**What the task asks:**
Extract the lines that hold the string "siguientes".

**Material for this task:**
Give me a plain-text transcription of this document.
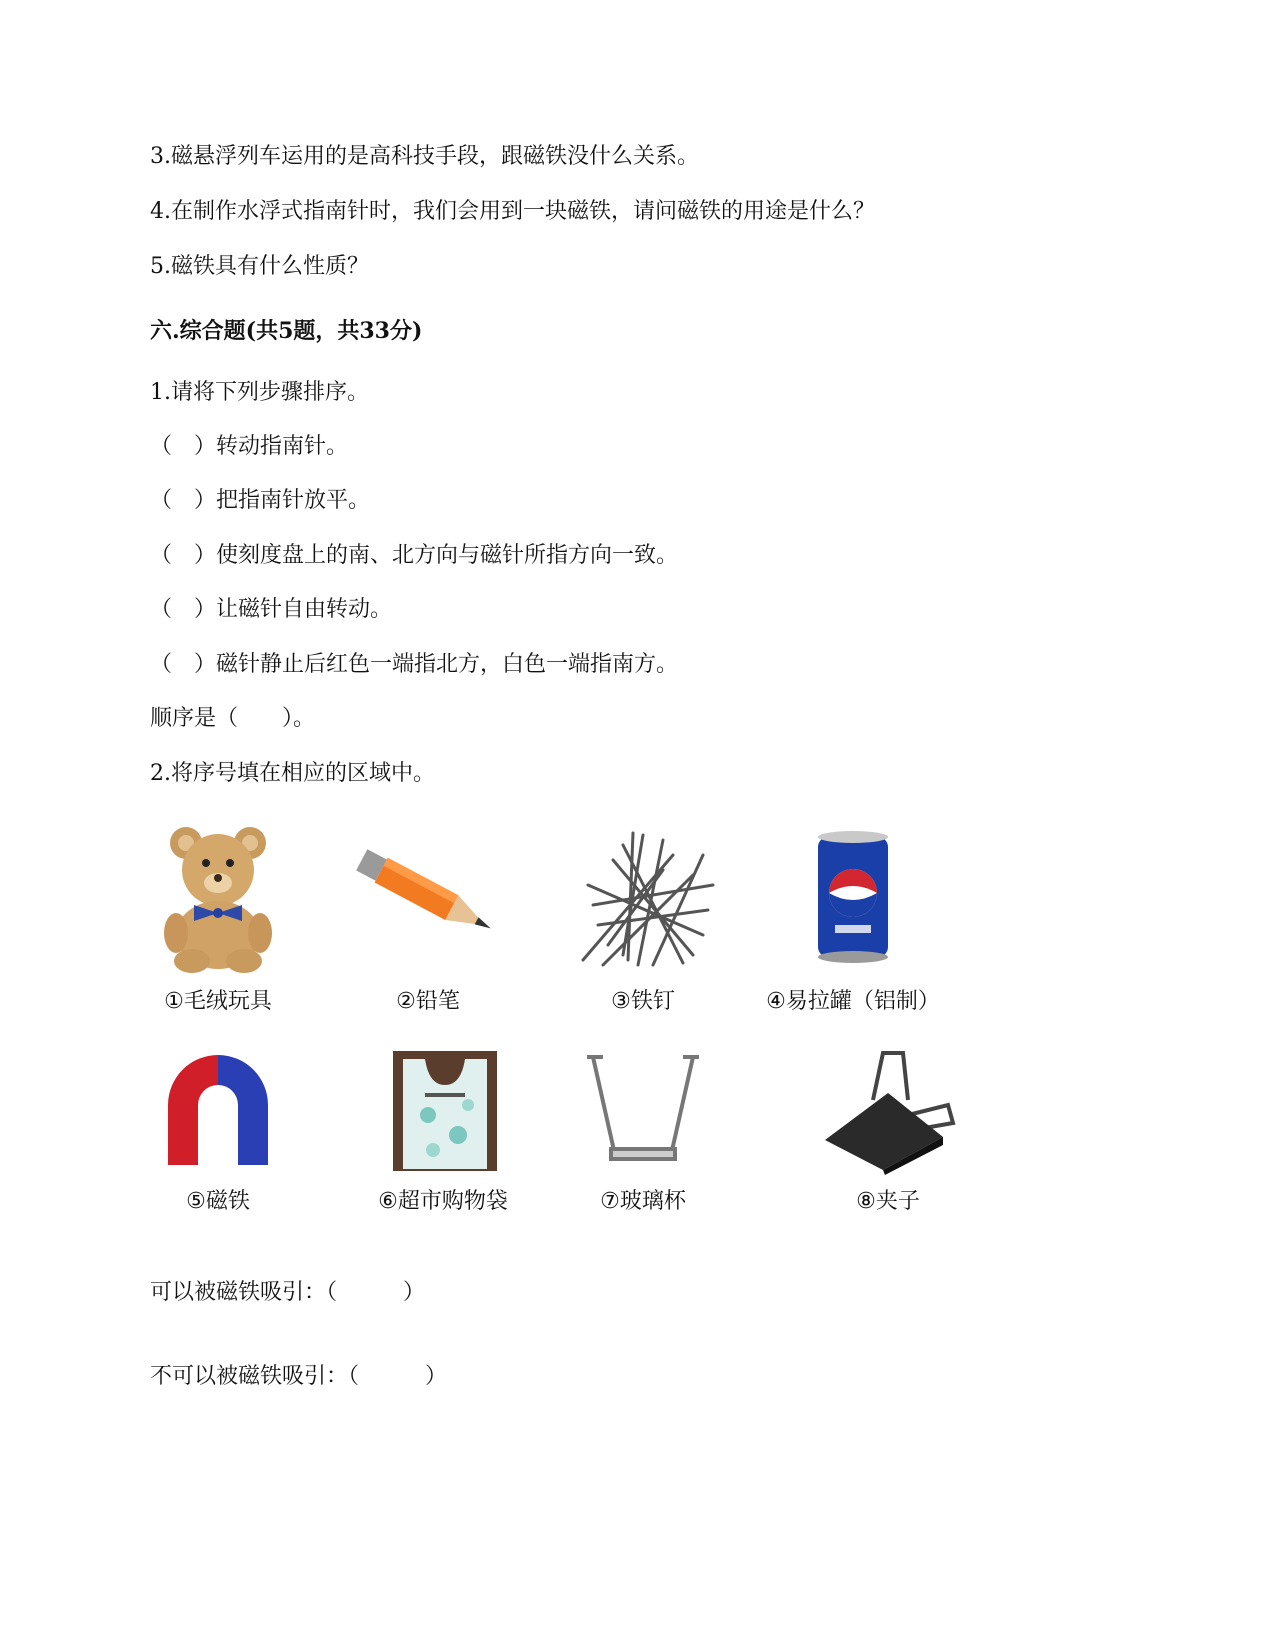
3.磁悬浮列车运用的是高科技手段，跟磁铁没什么关系。
4.在制作水浮式指南针时，我们会用到一块磁铁，请问磁铁的用途是什么？
5.磁铁具有什么性质？
六.综合题(共5题，共33分)
1.请将下列步骤排序。
（　）转动指南针。
（　）把指南针放平。
（　）使刻度盘上的南、北方向与磁针所指方向一致。
（　）让磁针自由转动。
（　）磁针静止后红色一端指北方，白色一端指南方。
顺序是（　　）。
2.将序号填在相应的区域中。
①毛绒玩具	②铅笔	③铁钉	④易拉罐（铝制）
⑤磁铁	⑥超市购物袋	⑦玻璃杯	⑧夹子
可以被磁铁吸引：（　　　）
不可以被磁铁吸引：（　　　）
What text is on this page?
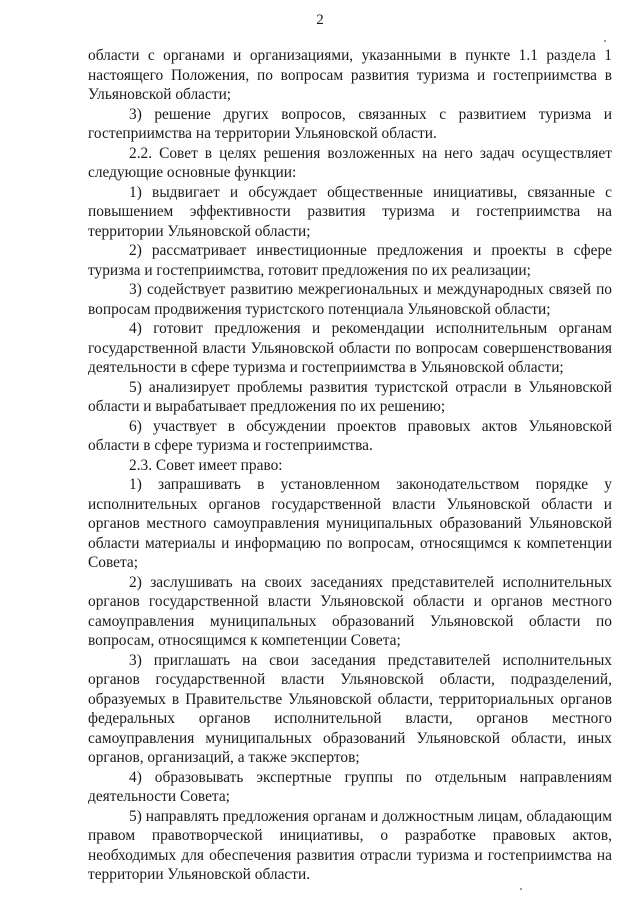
2

области с органами и организациями, указанными в пункте 1.1 раздела 1 настоящего Положения, по вопросам развития туризма и гостеприимства в Ульяновской области;

3) решение других вопросов, связанных с развитием туризма и гостеприимства на территории Ульяновской области.

2.2. Совет в целях решения возложенных на него задач осуществляет следующие основные функции:

1) выдвигает и обсуждает общественные инициативы, связанные с повышением эффективности развития туризма и гостеприимства на территории Ульяновской области;

2) рассматривает инвестиционные предложения и проекты в сфере туризма и гостеприимства, готовит предложения по их реализации;

3) содействует развитию межрегиональных и международных связей по вопросам продвижения туристского потенциала Ульяновской области;

4) готовит предложения и рекомендации исполнительным органам государственной власти Ульяновской области по вопросам совершенствования деятельности в сфере туризма и гостеприимства в Ульяновской области;

5) анализирует проблемы развития туристской отрасли в Ульяновской области и вырабатывает предложения по их решению;

6) участвует в обсуждении проектов правовых актов Ульяновской области в сфере туризма и гостеприимства.

2.3. Совет имеет право:

1) запрашивать в установленном законодательством порядке у исполнительных органов государственной власти Ульяновской области и органов местного самоуправления муниципальных образований Ульяновской области материалы и информацию по вопросам, относящимся к компетенции Совета;

2) заслушивать на своих заседаниях представителей исполнительных органов государственной власти Ульяновской области и органов местного самоуправления муниципальных образований Ульяновской области по вопросам, относящимся к компетенции Совета;

3) приглашать на свои заседания представителей исполнительных органов государственной власти Ульяновской области, подразделений, образуемых в Правительстве Ульяновской области, территориальных органов федеральных органов исполнительной власти, органов местного самоуправления муниципальных образований Ульяновской области, иных органов, организаций, а также экспертов;

4) образовывать экспертные группы по отдельным направлениям деятельности Совета;

5) направлять предложения органам и должностным лицам, обладающим правом правотворческой инициативы, о разработке правовых актов, необходимых для обеспечения развития отрасли туризма и гостеприимства на территории Ульяновской области.
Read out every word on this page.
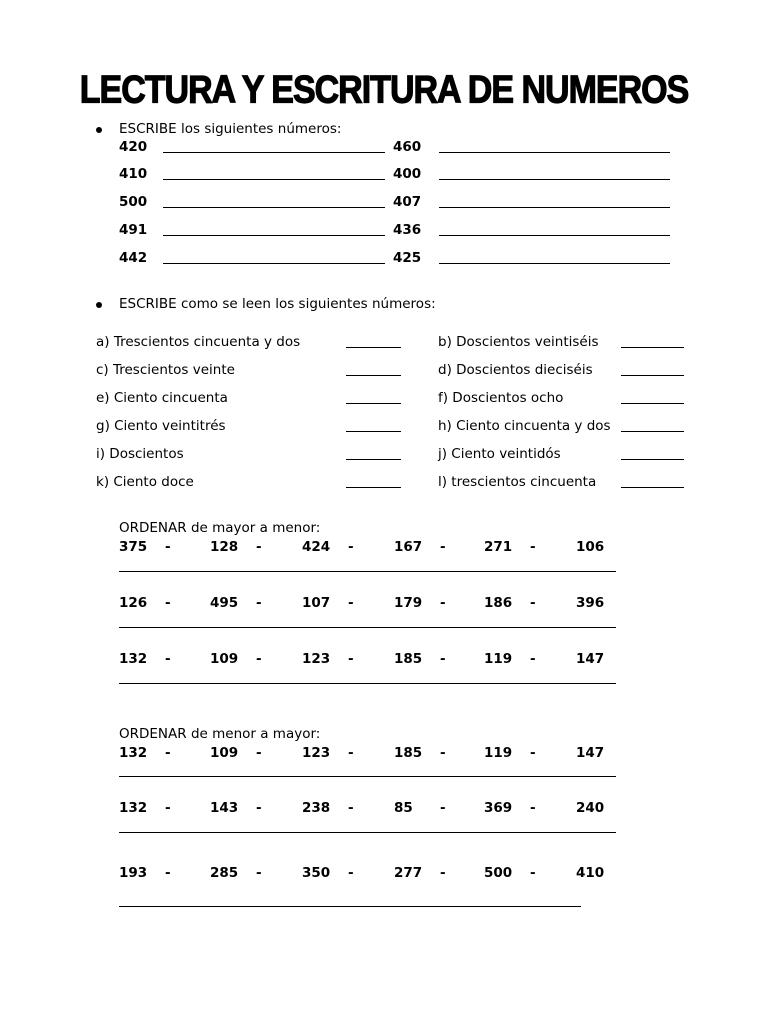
LECTURA Y ESCRITURA DE NUMEROS
ESCRIBE los siguientes números:
420	460
410	400
500	407
491	436
442	425
ESCRIBE como se leen los siguientes números:
a) Trescientos cincuenta y dos	b) Doscientos veintiséis
c) Trescientos veinte	d) Doscientos dieciséis
e) Ciento cincuenta	f) Doscientos ocho
g) Ciento veintitrés	h) Ciento cincuenta y dos
i) Doscientos	j) Ciento veintidós
k) Ciento doce	l) trescientos cincuenta
ORDENAR de mayor a menor:
375 -	128 -	424 -	167 -	271 -	106
126 -	495 -	107 -	179 -	186 -	396
132 -	109 -	123 -	185 -	119 -	147
ORDENAR de menor a mayor:
132 -	109 -	123 -	185 -	119 -	147
132 -	143 -	238 -	85 -	369 -	240
193 -	285 -	350 -	277 -	500 -	410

**Output of the task:**
ESCRIBE los siguientes números:
ESCRIBE como se leen los siguientes números:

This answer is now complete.